Your objective
Will you give the material below again, every line exactly as it is?

[Begin Data in this exercise]

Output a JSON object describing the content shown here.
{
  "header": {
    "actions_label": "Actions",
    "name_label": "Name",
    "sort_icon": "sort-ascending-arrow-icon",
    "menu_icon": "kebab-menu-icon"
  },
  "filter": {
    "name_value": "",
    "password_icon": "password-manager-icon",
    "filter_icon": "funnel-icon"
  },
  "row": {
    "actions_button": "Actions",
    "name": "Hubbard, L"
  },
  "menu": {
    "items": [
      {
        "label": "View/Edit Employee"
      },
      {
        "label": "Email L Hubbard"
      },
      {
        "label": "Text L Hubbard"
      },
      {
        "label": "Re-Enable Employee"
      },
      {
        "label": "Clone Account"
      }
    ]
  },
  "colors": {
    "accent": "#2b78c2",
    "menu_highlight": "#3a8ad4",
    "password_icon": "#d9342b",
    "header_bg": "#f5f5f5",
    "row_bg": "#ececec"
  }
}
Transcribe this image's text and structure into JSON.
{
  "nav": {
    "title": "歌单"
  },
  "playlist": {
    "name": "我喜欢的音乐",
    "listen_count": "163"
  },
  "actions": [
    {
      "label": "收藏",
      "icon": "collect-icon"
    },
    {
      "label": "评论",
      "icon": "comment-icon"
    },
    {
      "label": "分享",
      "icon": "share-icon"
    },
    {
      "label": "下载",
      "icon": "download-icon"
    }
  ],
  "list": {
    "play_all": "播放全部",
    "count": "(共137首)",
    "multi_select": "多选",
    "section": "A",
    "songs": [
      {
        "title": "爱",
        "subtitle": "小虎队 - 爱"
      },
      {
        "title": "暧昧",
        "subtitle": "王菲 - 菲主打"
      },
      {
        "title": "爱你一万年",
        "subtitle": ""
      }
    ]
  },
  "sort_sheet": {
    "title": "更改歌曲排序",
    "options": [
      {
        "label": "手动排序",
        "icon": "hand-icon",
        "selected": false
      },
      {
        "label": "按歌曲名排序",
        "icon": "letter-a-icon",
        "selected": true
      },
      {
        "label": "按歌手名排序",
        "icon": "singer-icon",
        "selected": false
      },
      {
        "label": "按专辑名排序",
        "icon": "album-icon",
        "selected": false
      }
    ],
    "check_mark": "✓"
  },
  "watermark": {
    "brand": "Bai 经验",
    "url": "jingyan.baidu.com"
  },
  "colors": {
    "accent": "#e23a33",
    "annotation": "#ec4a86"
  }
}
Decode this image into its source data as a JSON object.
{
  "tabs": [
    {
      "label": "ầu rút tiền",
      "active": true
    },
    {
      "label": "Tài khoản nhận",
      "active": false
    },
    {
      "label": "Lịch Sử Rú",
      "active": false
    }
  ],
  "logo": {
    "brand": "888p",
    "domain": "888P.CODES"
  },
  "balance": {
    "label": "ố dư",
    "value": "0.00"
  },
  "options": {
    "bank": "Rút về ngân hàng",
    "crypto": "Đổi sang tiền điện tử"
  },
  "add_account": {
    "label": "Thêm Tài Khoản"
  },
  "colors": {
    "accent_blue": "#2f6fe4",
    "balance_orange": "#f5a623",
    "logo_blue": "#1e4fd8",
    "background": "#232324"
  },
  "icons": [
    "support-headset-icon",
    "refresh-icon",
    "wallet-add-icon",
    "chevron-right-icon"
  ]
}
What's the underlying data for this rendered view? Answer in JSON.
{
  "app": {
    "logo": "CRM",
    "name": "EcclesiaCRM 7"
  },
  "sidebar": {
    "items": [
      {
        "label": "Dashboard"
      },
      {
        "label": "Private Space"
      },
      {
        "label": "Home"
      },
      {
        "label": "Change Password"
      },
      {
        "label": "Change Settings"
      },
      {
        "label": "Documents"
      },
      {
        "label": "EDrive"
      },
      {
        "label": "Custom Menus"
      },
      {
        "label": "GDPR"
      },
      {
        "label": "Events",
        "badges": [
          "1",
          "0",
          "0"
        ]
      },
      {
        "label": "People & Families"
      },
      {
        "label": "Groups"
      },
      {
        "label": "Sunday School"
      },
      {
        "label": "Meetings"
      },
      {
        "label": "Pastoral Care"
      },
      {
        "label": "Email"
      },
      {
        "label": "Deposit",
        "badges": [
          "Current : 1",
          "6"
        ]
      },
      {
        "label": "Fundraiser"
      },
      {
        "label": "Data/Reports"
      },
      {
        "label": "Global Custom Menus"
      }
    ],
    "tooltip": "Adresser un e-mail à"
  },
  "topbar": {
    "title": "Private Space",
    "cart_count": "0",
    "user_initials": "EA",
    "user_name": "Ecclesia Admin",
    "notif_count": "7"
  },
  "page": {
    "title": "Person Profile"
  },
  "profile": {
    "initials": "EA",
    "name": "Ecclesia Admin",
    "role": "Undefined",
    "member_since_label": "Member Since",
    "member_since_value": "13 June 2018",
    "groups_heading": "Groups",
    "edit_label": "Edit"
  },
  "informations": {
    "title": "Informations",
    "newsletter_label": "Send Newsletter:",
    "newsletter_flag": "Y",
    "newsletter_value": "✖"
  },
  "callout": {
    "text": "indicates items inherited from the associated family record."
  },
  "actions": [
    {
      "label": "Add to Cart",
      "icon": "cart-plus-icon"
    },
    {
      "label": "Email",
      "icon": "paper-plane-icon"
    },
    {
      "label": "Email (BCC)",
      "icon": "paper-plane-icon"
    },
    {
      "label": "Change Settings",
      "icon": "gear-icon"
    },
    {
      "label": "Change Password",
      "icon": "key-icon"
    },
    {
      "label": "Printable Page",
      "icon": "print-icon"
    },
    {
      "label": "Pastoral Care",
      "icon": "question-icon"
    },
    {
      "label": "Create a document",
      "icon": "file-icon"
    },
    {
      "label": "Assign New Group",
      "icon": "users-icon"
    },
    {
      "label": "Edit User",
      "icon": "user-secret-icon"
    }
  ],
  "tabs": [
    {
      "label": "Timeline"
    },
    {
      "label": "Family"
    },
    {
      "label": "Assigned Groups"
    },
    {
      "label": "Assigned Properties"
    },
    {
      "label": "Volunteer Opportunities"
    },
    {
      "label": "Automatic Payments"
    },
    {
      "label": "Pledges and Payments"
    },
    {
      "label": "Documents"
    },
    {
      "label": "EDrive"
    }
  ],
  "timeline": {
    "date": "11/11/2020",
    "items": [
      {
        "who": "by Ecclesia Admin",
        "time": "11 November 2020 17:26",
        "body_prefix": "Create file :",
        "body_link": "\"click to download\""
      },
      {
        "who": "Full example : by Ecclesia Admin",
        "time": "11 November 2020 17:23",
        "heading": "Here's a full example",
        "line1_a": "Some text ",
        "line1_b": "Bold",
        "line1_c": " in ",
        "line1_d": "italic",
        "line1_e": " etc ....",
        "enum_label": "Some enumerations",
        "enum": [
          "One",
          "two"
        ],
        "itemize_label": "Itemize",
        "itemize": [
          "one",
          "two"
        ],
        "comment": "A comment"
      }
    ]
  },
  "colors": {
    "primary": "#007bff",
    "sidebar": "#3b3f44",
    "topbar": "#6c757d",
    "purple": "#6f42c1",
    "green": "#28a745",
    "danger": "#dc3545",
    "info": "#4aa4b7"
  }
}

[End Data in this exercise]

Answer for the task
Output a JSON object describing the content shown here.
{
  "header": {
    "actions_label": "Actions",
    "name_label": "Name",
    "sort_icon": "sort-ascending-arrow-icon",
    "menu_icon": "kebab-menu-icon"
  },
  "filter": {
    "name_value": "",
    "password_icon": "password-manager-icon",
    "filter_icon": "funnel-icon"
  },
  "row": {
    "actions_button": "Actions",
    "name": "Hubbard, L"
  },
  "menu": {
    "items": [
      {
        "label": "View/Edit Employee"
      },
      {
        "label": "Email L Hubbard"
      },
      {
        "label": "Text L Hubbard"
      },
      {
        "label": "Re-Enable Employee"
      },
      {
        "label": "Clone Account"
      }
    ]
  },
  "colors": {
    "accent": "#2b78c2",
    "menu_highlight": "#3a8ad4",
    "password_icon": "#d9342b",
    "header_bg": "#f5f5f5",
    "row_bg": "#ececec"
  }
}
Transcribe this image's text and structure into JSON.
{
  "nav": {
    "title": "歌单"
  },
  "playlist": {
    "name": "我喜欢的音乐",
    "listen_count": "163"
  },
  "actions": [
    {
      "label": "收藏",
      "icon": "collect-icon"
    },
    {
      "label": "评论",
      "icon": "comment-icon"
    },
    {
      "label": "分享",
      "icon": "share-icon"
    },
    {
      "label": "下载",
      "icon": "download-icon"
    }
  ],
  "list": {
    "play_all": "播放全部",
    "count": "(共137首)",
    "multi_select": "多选",
    "section": "A",
    "songs": [
      {
        "title": "爱",
        "subtitle": "小虎队 - 爱"
      },
      {
        "title": "暧昧",
        "subtitle": "王菲 - 菲主打"
      },
      {
        "title": "爱你一万年",
        "subtitle": ""
      }
    ]
  },
  "sort_sheet": {
    "title": "更改歌曲排序",
    "options": [
      {
        "label": "手动排序",
        "icon": "hand-icon",
        "selected": false
      },
      {
        "label": "按歌曲名排序",
        "icon": "letter-a-icon",
        "selected": true
      },
      {
        "label": "按歌手名排序",
        "icon": "singer-icon",
        "selected": false
      },
      {
        "label": "按专辑名排序",
        "icon": "album-icon",
        "selected": false
      }
    ],
    "check_mark": "✓"
  },
  "watermark": {
    "brand": "Bai 经验",
    "url": "jingyan.baidu.com"
  },
  "colors": {
    "accent": "#e23a33",
    "annotation": "#ec4a86"
  }
}
Decode this image into its source data as a JSON object.
{
  "tabs": [
    {
      "label": "ầu rút tiền",
      "active": true
    },
    {
      "label": "Tài khoản nhận",
      "active": false
    },
    {
      "label": "Lịch Sử Rú",
      "active": false
    }
  ],
  "logo": {
    "brand": "888p",
    "domain": "888P.CODES"
  },
  "balance": {
    "label": "ố dư",
    "value": "0.00"
  },
  "options": {
    "bank": "Rút về ngân hàng",
    "crypto": "Đổi sang tiền điện tử"
  },
  "add_account": {
    "label": "Thêm Tài Khoản"
  },
  "colors": {
    "accent_blue": "#2f6fe4",
    "balance_orange": "#f5a623",
    "logo_blue": "#1e4fd8",
    "background": "#232324"
  },
  "icons": [
    "support-headset-icon",
    "refresh-icon",
    "wallet-add-icon",
    "chevron-right-icon"
  ]
}
What's the underlying data for this rendered view? Answer in JSON.
{
  "app": {
    "logo": "CRM",
    "name": "EcclesiaCRM 7"
  },
  "sidebar": {
    "items": [
      {
        "label": "Dashboard"
      },
      {
        "label": "Private Space"
      },
      {
        "label": "Home"
      },
      {
        "label": "Change Password"
      },
      {
        "label": "Change Settings"
      },
      {
        "label": "Documents"
      },
      {
        "label": "EDrive"
      },
      {
        "label": "Custom Menus"
      },
      {
        "label": "GDPR"
      },
      {
        "label": "Events",
        "badges": [
          "1",
          "0",
          "0"
        ]
      },
      {
        "label": "People & Families"
      },
      {
        "label": "Groups"
      },
      {
        "label": "Sunday School"
      },
      {
        "label": "Meetings"
      },
      {
        "label": "Pastoral Care"
      },
      {
        "label": "Email"
      },
      {
        "label": "Deposit",
        "badges": [
          "Current : 1",
          "6"
        ]
      },
      {
        "label": "Fundraiser"
      },
      {
        "label": "Data/Reports"
      },
      {
        "label": "Global Custom Menus"
      }
    ],
    "tooltip": "Adresser un e-mail à"
  },
  "topbar": {
    "title": "Private Space",
    "cart_count": "0",
    "user_initials": "EA",
    "user_name": "Ecclesia Admin",
    "notif_count": "7"
  },
  "page": {
    "title": "Person Profile"
  },
  "profile": {
    "initials": "EA",
    "name": "Ecclesia Admin",
    "role": "Undefined",
    "member_since_label": "Member Since",
    "member_since_value": "13 June 2018",
    "groups_heading": "Groups",
    "edit_label": "Edit"
  },
  "informations": {
    "title": "Informations",
    "newsletter_label": "Send Newsletter:",
    "newsletter_flag": "Y",
    "newsletter_value": "✖"
  },
  "callout": {
    "text": "indicates items inherited from the associated family record."
  },
  "actions": [
    {
      "label": "Add to Cart",
      "icon": "cart-plus-icon"
    },
    {
      "label": "Email",
      "icon": "paper-plane-icon"
    },
    {
      "label": "Email (BCC)",
      "icon": "paper-plane-icon"
    },
    {
      "label": "Change Settings",
      "icon": "gear-icon"
    },
    {
      "label": "Change Password",
      "icon": "key-icon"
    },
    {
      "label": "Printable Page",
      "icon": "print-icon"
    },
    {
      "label": "Pastoral Care",
      "icon": "question-icon"
    },
    {
      "label": "Create a document",
      "icon": "file-icon"
    },
    {
      "label": "Assign New Group",
      "icon": "users-icon"
    },
    {
      "label": "Edit User",
      "icon": "user-secret-icon"
    }
  ],
  "tabs": [
    {
      "label": "Timeline"
    },
    {
      "label": "Family"
    },
    {
      "label": "Assigned Groups"
    },
    {
      "label": "Assigned Properties"
    },
    {
      "label": "Volunteer Opportunities"
    },
    {
      "label": "Automatic Payments"
    },
    {
      "label": "Pledges and Payments"
    },
    {
      "label": "Documents"
    },
    {
      "label": "EDrive"
    }
  ],
  "timeline": {
    "date": "11/11/2020",
    "items": [
      {
        "who": "by Ecclesia Admin",
        "time": "11 November 2020 17:26",
        "body_prefix": "Create file :",
        "body_link": "\"click to download\""
      },
      {
        "who": "Full example : by Ecclesia Admin",
        "time": "11 November 2020 17:23",
        "heading": "Here's a full example",
        "line1_a": "Some text ",
        "line1_b": "Bold",
        "line1_c": " in ",
        "line1_d": "italic",
        "line1_e": " etc ....",
        "enum_label": "Some enumerations",
        "enum": [
          "One",
          "two"
        ],
        "itemize_label": "Itemize",
        "itemize": [
          "one",
          "two"
        ],
        "comment": "A comment"
      }
    ]
  },
  "colors": {
    "primary": "#007bff",
    "sidebar": "#3b3f44",
    "topbar": "#6c757d",
    "purple": "#6f42c1",
    "green": "#28a745",
    "danger": "#dc3545",
    "info": "#4aa4b7"
  }
}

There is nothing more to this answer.